Look through the records below, and copy out every line that holds the string "icon".

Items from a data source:
────────────────────────────────────────
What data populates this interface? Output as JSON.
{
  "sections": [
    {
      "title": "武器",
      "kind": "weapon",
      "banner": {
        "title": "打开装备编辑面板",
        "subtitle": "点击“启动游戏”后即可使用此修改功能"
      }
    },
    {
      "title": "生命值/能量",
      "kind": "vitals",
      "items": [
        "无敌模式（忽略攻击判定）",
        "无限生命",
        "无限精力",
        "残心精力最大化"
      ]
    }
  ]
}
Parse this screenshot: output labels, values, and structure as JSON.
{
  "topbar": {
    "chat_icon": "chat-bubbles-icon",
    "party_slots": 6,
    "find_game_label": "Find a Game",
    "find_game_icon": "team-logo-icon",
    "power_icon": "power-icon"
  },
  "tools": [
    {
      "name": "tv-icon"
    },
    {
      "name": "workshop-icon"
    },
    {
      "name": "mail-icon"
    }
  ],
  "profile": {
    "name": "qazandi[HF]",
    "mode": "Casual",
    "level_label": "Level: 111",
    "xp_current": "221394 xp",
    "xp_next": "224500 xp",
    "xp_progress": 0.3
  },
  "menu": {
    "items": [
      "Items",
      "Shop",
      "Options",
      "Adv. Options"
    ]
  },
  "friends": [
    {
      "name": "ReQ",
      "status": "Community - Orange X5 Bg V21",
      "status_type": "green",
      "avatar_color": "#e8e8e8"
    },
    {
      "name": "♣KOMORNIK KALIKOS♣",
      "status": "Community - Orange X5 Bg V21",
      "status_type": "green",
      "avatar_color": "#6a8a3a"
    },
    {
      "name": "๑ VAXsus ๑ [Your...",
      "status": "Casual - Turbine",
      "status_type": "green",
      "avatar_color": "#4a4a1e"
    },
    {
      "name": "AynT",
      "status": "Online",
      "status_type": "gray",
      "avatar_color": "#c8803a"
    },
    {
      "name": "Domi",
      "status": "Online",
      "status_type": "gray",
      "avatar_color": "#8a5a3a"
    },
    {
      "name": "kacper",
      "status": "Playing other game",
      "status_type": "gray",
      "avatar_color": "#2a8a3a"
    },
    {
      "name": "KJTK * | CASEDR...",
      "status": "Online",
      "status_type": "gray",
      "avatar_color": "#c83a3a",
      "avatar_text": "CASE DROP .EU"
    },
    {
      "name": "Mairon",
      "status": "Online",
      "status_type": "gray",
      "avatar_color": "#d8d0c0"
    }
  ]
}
────────────────────────────────────────
**EXERCISE RESPONSE**
    "chat_icon": "chat-bubbles-icon",
    "find_game_icon": "team-logo-icon",
    "power_icon": "power-icon"
      "name": "tv-icon"
      "name": "workshop-icon"
      "name": "mail-icon"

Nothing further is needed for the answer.